Written instruction:
Within the listing below, locate all lines containing the word "icon". Copy each one.

(Stored data)

──────────────────────────────

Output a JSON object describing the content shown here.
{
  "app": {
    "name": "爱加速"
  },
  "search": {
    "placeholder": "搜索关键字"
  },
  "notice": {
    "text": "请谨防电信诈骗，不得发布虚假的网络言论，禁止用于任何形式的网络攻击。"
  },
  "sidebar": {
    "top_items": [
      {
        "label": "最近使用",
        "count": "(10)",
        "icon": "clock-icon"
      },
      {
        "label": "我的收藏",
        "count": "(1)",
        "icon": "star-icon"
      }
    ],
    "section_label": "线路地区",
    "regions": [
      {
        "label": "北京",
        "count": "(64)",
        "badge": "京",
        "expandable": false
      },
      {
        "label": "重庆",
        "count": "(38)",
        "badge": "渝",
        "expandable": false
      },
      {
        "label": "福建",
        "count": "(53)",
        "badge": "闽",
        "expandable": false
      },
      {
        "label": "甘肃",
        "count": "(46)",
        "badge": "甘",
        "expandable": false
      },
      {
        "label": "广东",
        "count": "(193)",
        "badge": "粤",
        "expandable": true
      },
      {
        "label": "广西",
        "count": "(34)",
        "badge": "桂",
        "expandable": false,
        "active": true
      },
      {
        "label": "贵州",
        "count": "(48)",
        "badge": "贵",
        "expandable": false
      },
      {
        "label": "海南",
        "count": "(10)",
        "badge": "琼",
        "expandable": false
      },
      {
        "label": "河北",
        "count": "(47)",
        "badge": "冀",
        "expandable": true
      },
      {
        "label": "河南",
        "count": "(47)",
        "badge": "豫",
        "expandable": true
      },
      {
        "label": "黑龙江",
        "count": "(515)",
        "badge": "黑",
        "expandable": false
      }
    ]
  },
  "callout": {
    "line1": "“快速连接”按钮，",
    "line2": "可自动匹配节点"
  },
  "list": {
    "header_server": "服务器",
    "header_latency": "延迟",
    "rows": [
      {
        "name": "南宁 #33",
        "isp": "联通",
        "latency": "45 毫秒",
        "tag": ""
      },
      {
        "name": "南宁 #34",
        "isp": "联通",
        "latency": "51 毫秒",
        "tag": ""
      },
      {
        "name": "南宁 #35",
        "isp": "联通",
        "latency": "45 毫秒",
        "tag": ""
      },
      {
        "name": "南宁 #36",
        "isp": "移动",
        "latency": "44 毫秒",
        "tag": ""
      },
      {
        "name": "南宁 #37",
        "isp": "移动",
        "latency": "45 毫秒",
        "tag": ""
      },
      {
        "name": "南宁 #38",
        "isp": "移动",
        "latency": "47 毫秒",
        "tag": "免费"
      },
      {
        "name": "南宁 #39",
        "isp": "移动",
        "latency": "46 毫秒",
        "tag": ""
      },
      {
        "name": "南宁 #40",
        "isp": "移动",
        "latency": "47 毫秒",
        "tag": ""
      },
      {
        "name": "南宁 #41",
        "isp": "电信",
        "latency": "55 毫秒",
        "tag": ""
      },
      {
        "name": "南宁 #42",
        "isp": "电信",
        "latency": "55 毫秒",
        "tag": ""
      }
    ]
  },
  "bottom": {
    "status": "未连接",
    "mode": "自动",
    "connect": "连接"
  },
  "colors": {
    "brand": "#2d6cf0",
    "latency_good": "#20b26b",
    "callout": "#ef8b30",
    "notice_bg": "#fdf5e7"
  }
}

──────────────────────────────

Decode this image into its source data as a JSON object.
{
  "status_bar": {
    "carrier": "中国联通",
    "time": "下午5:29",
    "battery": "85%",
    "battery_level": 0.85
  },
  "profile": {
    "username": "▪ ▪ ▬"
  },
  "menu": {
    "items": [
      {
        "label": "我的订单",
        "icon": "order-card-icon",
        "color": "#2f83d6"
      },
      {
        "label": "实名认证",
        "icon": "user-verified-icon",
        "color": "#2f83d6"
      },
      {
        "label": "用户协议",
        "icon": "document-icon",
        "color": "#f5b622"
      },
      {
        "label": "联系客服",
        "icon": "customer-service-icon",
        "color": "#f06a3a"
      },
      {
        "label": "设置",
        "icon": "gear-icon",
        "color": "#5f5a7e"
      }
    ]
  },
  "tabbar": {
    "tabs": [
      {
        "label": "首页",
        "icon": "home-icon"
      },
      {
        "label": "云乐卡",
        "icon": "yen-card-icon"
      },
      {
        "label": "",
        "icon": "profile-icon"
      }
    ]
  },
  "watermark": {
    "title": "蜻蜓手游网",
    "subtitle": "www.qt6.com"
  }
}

──────────────────────────────

Expected answer:
        "icon": "clock-icon"
        "icon": "star-icon"
        "icon": "order-card-icon",
        "icon": "user-verified-icon",
        "icon": "document-icon",
        "icon": "customer-service-icon",
        "icon": "gear-icon",
        "icon": "home-icon"
        "icon": "yen-card-icon"
        "icon": "profile-icon"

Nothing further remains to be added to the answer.